=== Goal of the exercise ===
Skip the images and copy each record exactly as written.

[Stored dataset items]
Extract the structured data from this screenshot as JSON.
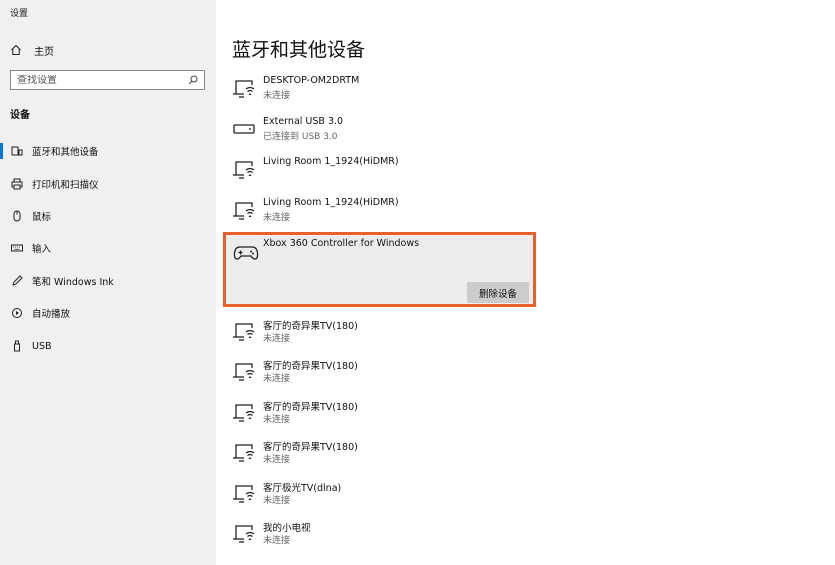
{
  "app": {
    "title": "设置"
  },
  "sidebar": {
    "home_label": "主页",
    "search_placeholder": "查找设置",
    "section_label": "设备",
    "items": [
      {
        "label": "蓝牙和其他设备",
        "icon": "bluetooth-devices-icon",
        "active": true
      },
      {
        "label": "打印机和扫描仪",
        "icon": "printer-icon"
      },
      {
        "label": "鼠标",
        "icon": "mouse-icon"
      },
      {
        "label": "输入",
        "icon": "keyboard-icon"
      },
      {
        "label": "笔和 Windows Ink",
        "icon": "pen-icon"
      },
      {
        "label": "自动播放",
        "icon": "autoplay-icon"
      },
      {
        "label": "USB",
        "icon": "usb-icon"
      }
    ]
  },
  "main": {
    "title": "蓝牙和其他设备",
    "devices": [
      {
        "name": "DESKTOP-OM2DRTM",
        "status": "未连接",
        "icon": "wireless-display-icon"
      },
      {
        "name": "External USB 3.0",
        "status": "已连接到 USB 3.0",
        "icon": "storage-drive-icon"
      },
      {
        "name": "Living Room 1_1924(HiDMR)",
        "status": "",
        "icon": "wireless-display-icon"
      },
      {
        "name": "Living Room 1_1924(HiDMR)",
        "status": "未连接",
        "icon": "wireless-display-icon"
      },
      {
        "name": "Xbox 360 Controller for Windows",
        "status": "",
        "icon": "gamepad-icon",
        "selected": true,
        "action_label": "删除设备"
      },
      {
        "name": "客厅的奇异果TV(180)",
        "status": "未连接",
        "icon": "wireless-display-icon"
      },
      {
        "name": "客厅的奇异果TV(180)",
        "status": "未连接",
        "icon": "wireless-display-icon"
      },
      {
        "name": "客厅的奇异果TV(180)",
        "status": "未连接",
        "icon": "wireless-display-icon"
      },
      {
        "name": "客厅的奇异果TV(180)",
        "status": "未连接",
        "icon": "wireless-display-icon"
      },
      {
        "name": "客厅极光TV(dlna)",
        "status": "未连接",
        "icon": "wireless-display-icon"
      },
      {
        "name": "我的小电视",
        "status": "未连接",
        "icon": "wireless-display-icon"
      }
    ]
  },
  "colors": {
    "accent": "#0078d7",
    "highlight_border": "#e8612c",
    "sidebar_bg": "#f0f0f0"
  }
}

=== Task response ===
Extract the structured data from this screenshot as JSON.
{
  "app": {
    "title": "设置"
  },
  "sidebar": {
    "home_label": "主页",
    "search_placeholder": "查找设置",
    "section_label": "设备",
    "items": [
      {
        "label": "蓝牙和其他设备",
        "icon": "bluetooth-devices-icon",
        "active": true
      },
      {
        "label": "打印机和扫描仪",
        "icon": "printer-icon"
      },
      {
        "label": "鼠标",
        "icon": "mouse-icon"
      },
      {
        "label": "输入",
        "icon": "keyboard-icon"
      },
      {
        "label": "笔和 Windows Ink",
        "icon": "pen-icon"
      },
      {
        "label": "自动播放",
        "icon": "autoplay-icon"
      },
      {
        "label": "USB",
        "icon": "usb-icon"
      }
    ]
  },
  "main": {
    "title": "蓝牙和其他设备",
    "devices": [
      {
        "name": "DESKTOP-OM2DRTM",
        "status": "未连接",
        "icon": "wireless-display-icon"
      },
      {
        "name": "External USB 3.0",
        "status": "已连接到 USB 3.0",
        "icon": "storage-drive-icon"
      },
      {
        "name": "Living Room 1_1924(HiDMR)",
        "status": "",
        "icon": "wireless-display-icon"
      },
      {
        "name": "Living Room 1_1924(HiDMR)",
        "status": "未连接",
        "icon": "wireless-display-icon"
      },
      {
        "name": "Xbox 360 Controller for Windows",
        "status": "",
        "icon": "gamepad-icon",
        "selected": true,
        "action_label": "删除设备"
      },
      {
        "name": "客厅的奇异果TV(180)",
        "status": "未连接",
        "icon": "wireless-display-icon"
      },
      {
        "name": "客厅的奇异果TV(180)",
        "status": "未连接",
        "icon": "wireless-display-icon"
      },
      {
        "name": "客厅的奇异果TV(180)",
        "status": "未连接",
        "icon": "wireless-display-icon"
      },
      {
        "name": "客厅的奇异果TV(180)",
        "status": "未连接",
        "icon": "wireless-display-icon"
      },
      {
        "name": "客厅极光TV(dlna)",
        "status": "未连接",
        "icon": "wireless-display-icon"
      },
      {
        "name": "我的小电视",
        "status": "未连接",
        "icon": "wireless-display-icon"
      }
    ]
  },
  "colors": {
    "accent": "#0078d7",
    "highlight_border": "#e8612c",
    "sidebar_bg": "#f0f0f0"
  }
}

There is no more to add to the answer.